* What to do *
Will you transcribe the entries that follow, exactly and in full?

(Stored records)
※
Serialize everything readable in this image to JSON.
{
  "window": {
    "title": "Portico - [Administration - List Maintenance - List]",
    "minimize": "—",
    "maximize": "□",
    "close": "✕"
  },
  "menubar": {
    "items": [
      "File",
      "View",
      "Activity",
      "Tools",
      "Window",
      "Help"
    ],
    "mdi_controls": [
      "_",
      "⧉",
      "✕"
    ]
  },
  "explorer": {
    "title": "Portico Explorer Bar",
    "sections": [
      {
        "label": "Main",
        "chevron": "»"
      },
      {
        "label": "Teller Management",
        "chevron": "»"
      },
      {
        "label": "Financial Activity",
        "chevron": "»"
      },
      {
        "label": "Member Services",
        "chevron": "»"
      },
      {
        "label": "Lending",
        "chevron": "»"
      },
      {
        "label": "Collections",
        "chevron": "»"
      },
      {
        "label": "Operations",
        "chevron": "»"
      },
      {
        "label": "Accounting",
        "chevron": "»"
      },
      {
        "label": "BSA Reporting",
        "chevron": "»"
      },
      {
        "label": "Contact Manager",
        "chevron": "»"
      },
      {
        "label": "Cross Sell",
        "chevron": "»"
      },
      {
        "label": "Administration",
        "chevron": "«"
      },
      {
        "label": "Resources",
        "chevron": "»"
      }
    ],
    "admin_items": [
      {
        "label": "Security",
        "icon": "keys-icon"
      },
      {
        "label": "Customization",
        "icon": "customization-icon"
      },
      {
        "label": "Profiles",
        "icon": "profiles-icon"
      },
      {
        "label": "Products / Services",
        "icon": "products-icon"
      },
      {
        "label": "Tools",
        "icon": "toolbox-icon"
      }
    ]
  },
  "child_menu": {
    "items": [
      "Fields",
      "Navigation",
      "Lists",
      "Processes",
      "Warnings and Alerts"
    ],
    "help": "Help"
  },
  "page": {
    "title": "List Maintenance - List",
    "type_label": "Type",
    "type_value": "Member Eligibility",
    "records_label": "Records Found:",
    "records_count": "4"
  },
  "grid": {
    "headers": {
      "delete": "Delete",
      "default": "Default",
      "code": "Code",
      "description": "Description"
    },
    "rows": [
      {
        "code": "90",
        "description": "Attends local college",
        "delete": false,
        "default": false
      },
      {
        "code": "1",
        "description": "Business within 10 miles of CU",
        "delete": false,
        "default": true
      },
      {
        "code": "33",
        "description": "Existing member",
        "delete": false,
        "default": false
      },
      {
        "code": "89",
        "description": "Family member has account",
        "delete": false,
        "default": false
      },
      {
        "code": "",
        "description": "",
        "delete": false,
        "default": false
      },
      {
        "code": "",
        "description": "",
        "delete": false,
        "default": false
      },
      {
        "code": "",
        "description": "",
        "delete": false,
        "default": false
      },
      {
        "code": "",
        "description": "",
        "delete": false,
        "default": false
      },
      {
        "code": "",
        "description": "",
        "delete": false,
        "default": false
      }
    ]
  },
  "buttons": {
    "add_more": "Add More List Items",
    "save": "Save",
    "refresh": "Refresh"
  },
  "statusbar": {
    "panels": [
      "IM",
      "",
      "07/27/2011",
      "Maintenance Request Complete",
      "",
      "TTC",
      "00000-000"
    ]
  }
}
※
* Output of the task *
Serialize everything readable in this image to JSON.
{
  "window": {
    "title": "Portico - [Administration - List Maintenance - List]",
    "minimize": "—",
    "maximize": "□",
    "close": "✕"
  },
  "menubar": {
    "items": [
      "File",
      "View",
      "Activity",
      "Tools",
      "Window",
      "Help"
    ],
    "mdi_controls": [
      "_",
      "⧉",
      "✕"
    ]
  },
  "explorer": {
    "title": "Portico Explorer Bar",
    "sections": [
      {
        "label": "Main",
        "chevron": "»"
      },
      {
        "label": "Teller Management",
        "chevron": "»"
      },
      {
        "label": "Financial Activity",
        "chevron": "»"
      },
      {
        "label": "Member Services",
        "chevron": "»"
      },
      {
        "label": "Lending",
        "chevron": "»"
      },
      {
        "label": "Collections",
        "chevron": "»"
      },
      {
        "label": "Operations",
        "chevron": "»"
      },
      {
        "label": "Accounting",
        "chevron": "»"
      },
      {
        "label": "BSA Reporting",
        "chevron": "»"
      },
      {
        "label": "Contact Manager",
        "chevron": "»"
      },
      {
        "label": "Cross Sell",
        "chevron": "»"
      },
      {
        "label": "Administration",
        "chevron": "«"
      },
      {
        "label": "Resources",
        "chevron": "»"
      }
    ],
    "admin_items": [
      {
        "label": "Security",
        "icon": "keys-icon"
      },
      {
        "label": "Customization",
        "icon": "customization-icon"
      },
      {
        "label": "Profiles",
        "icon": "profiles-icon"
      },
      {
        "label": "Products / Services",
        "icon": "products-icon"
      },
      {
        "label": "Tools",
        "icon": "toolbox-icon"
      }
    ]
  },
  "child_menu": {
    "items": [
      "Fields",
      "Navigation",
      "Lists",
      "Processes",
      "Warnings and Alerts"
    ],
    "help": "Help"
  },
  "page": {
    "title": "List Maintenance - List",
    "type_label": "Type",
    "type_value": "Member Eligibility",
    "records_label": "Records Found:",
    "records_count": "4"
  },
  "grid": {
    "headers": {
      "delete": "Delete",
      "default": "Default",
      "code": "Code",
      "description": "Description"
    },
    "rows": [
      {
        "code": "90",
        "description": "Attends local college",
        "delete": false,
        "default": false
      },
      {
        "code": "1",
        "description": "Business within 10 miles of CU",
        "delete": false,
        "default": true
      },
      {
        "code": "33",
        "description": "Existing member",
        "delete": false,
        "default": false
      },
      {
        "code": "89",
        "description": "Family member has account",
        "delete": false,
        "default": false
      },
      {
        "code": "",
        "description": "",
        "delete": false,
        "default": false
      },
      {
        "code": "",
        "description": "",
        "delete": false,
        "default": false
      },
      {
        "code": "",
        "description": "",
        "delete": false,
        "default": false
      },
      {
        "code": "",
        "description": "",
        "delete": false,
        "default": false
      },
      {
        "code": "",
        "description": "",
        "delete": false,
        "default": false
      }
    ]
  },
  "buttons": {
    "add_more": "Add More List Items",
    "save": "Save",
    "refresh": "Refresh"
  },
  "statusbar": {
    "panels": [
      "IM",
      "",
      "07/27/2011",
      "Maintenance Request Complete",
      "",
      "TTC",
      "00000-000"
    ]
  }
}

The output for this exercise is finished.